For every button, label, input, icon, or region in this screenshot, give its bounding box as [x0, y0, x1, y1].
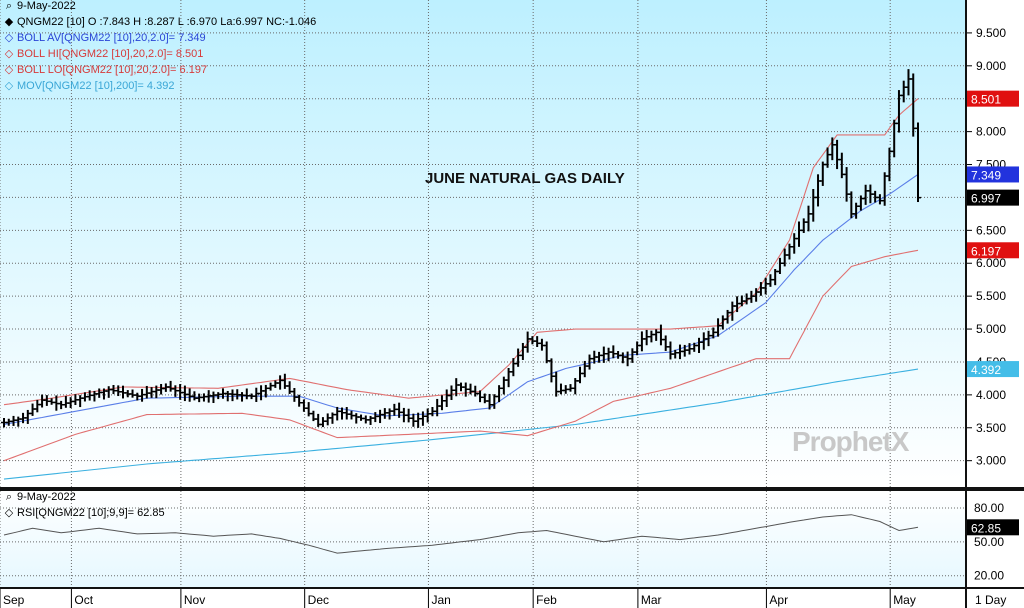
diamond-outline-icon: ◇: [4, 48, 14, 60]
price-marker-label: 6.197: [971, 244, 1001, 258]
rsi-tick-label: 20.00: [974, 569, 1004, 583]
rsi-axis-bg: [967, 491, 1024, 587]
price-marker-label: 6.997: [971, 192, 1001, 206]
month-label: Apr: [769, 593, 788, 607]
price-marker-box: [967, 361, 1019, 378]
tick-label: 5.500: [976, 289, 1006, 303]
month-label: Nov: [184, 593, 205, 607]
tick-label: 9.500: [976, 26, 1006, 40]
legend: ⌕ 9-May-2022 ◆ QNGM22 [10] O :7.843 H :8.2…: [4, 0, 316, 94]
price-marker-label: 7.349: [971, 168, 1001, 182]
diamond-outline-icon: ◇: [4, 64, 14, 76]
rsi-tick-label: 50.00: [974, 535, 1004, 549]
tick-label: 3.500: [976, 421, 1006, 435]
diamond-outline-icon: ◇: [4, 507, 14, 519]
price-marker-box: [967, 166, 1019, 183]
rsi-legend-entry: ◇ RSI[QNGM22 [10];9,9]= 62.85: [4, 507, 165, 519]
legend-boll-av: ◇ BOLL AV[QNGM22 [10],20,2.0]= 7.349: [4, 32, 206, 44]
axis-divider: [0, 587, 1024, 589]
tick-label: 9.000: [976, 59, 1006, 73]
tick-label: 5.000: [976, 322, 1006, 336]
rsi-tick-label: 80.00: [974, 501, 1004, 515]
tick-label: 4.000: [976, 388, 1006, 402]
price-bar: [915, 122, 921, 203]
price-marker-box: [967, 189, 1019, 206]
month-label: Feb: [536, 593, 557, 607]
month-label: Jan: [431, 593, 450, 607]
diamond-outline-icon: ◇: [4, 32, 14, 44]
chart-title: JUNE NATURAL GAS DAILY: [425, 170, 625, 187]
boll-lo-line: [3, 249, 919, 462]
diamond-outline-icon: ◇: [4, 80, 14, 92]
rsi-line: [3, 514, 919, 554]
time-axis-bg: [0, 589, 965, 608]
price-marker-label: 4.392: [971, 363, 1001, 377]
legend-mov: ◇ MOV[QNGM22 [10],200]= 4.392: [4, 80, 175, 92]
magnifier-icon[interactable]: ⌕: [5, 0, 13, 12]
price-marker-label: 8.501: [971, 93, 1001, 107]
price-marker-box: [967, 90, 1019, 107]
rsi-legend: ⌕ 9-May-2022 ◇ RSI[QNGM22 [10];9,9]= 62.85: [4, 489, 165, 521]
month-label: Dec: [308, 593, 329, 607]
panel-divider: [0, 487, 1024, 491]
quote-legend: ◆ QNGM22 [10] O :7.843 H :8.287 L :6.970 …: [4, 16, 317, 28]
tick-label: 6.500: [976, 223, 1006, 237]
legend-boll-hi: ◇ BOLL HI[QNGM22 [10],20,2.0]= 8.501: [4, 48, 204, 60]
price-markers: 8.501 7.349 6.997 6.197 4.392: [967, 90, 1019, 378]
month-label: Mar: [641, 593, 662, 607]
timeframe-label: 1 Day: [975, 593, 1006, 607]
rsi-path: [3, 514, 919, 554]
price-panel-bg: [0, 0, 965, 487]
axis-vertical-divider: [965, 0, 967, 608]
time-axis: Sep Oct Nov Dec Jan Feb Mar Apr May 1 Day: [0, 589, 1024, 608]
rsi-marker-box: [967, 519, 1019, 536]
price-marker-box: [967, 242, 1019, 259]
magnifier-icon[interactable]: ⌕: [5, 491, 13, 503]
tick-label: 8.000: [976, 125, 1006, 139]
month-label: Oct: [74, 593, 93, 607]
mov-line: [3, 368, 919, 480]
tick-label: 6.000: [976, 256, 1006, 270]
tick-label: 3.000: [976, 454, 1006, 468]
date-label: ⌕ 9-May-2022: [5, 0, 76, 12]
rsi-marker-label: 62.85: [971, 521, 1001, 535]
month-label: Sep: [3, 593, 25, 607]
legend-boll-lo: ◇ BOLL LO[QNGM22 [10],20,2.0]= 6.197: [4, 64, 208, 76]
price-bars: [1, 69, 921, 428]
rsi-date-label: ⌕ 9-May-2022: [5, 491, 76, 503]
month-label: May: [893, 593, 916, 607]
timeframe-bg: [967, 589, 1024, 608]
watermark: ProphetX: [792, 426, 909, 457]
diamond-icon: ◆: [4, 16, 14, 28]
rsi-axis: 20.00 50.00 80.00 62.85: [967, 501, 1019, 583]
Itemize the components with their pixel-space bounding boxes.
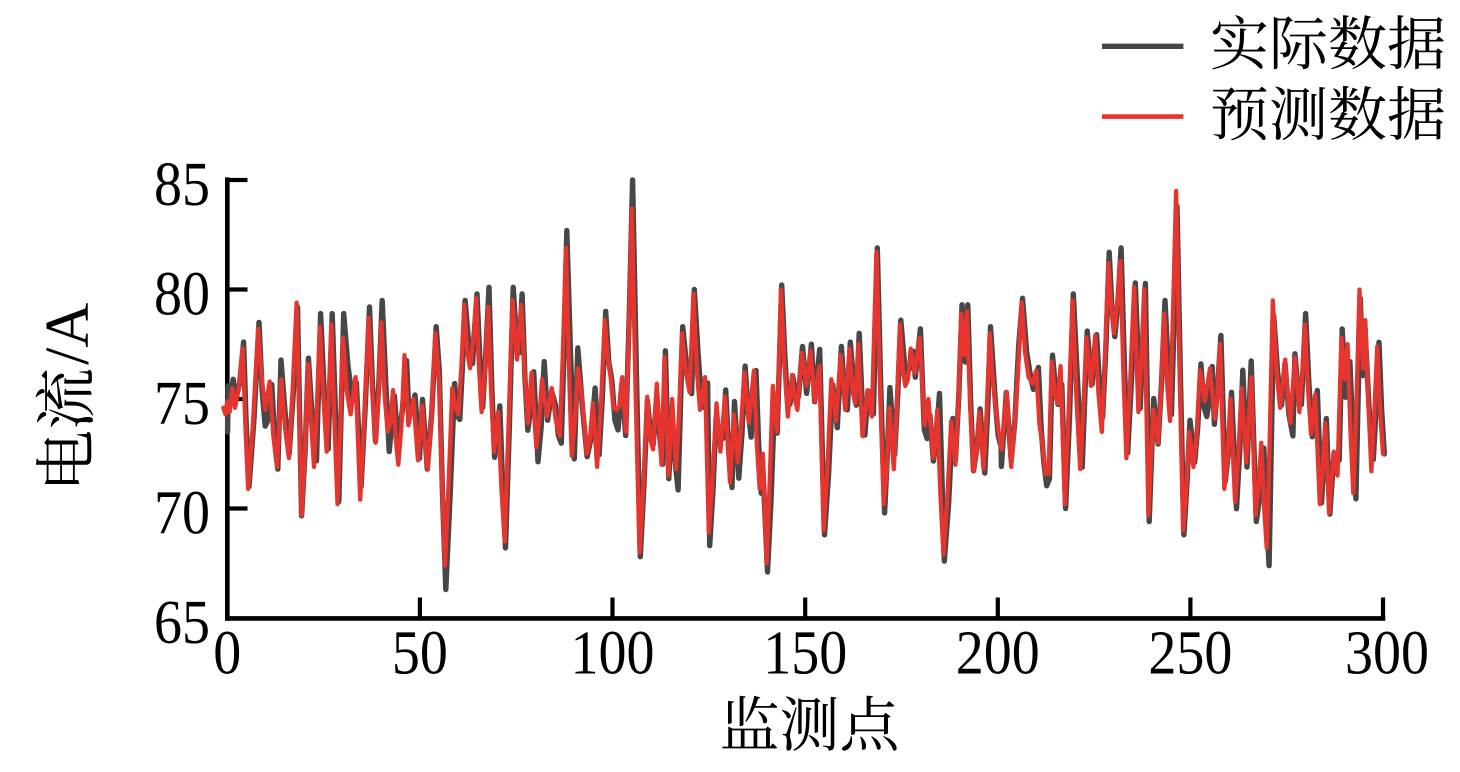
svg-text:85: 85 <box>154 151 210 219</box>
svg-text:50: 50 <box>392 620 448 688</box>
svg-text:100: 100 <box>571 620 655 688</box>
svg-text:80: 80 <box>154 261 210 329</box>
svg-text:150: 150 <box>763 620 847 688</box>
svg-text:70: 70 <box>154 480 210 548</box>
svg-text:200: 200 <box>956 620 1040 688</box>
svg-text:300: 300 <box>1345 620 1429 688</box>
svg-text:65: 65 <box>154 589 210 657</box>
svg-text:/A: /A <box>34 303 102 365</box>
svg-text:250: 250 <box>1148 620 1232 688</box>
svg-text:0: 0 <box>213 620 241 688</box>
svg-text:75: 75 <box>154 370 210 438</box>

#####

◆ Exercise goal
Please show each line from the entries above that contains the string "interactable", copying every such line in full.

◆ Answer for this exercise
magnifier-icon[interactable]: ⌕: [5, 0, 13, 12]
magnifier-icon[interactable]: ⌕: [5, 491, 13, 503]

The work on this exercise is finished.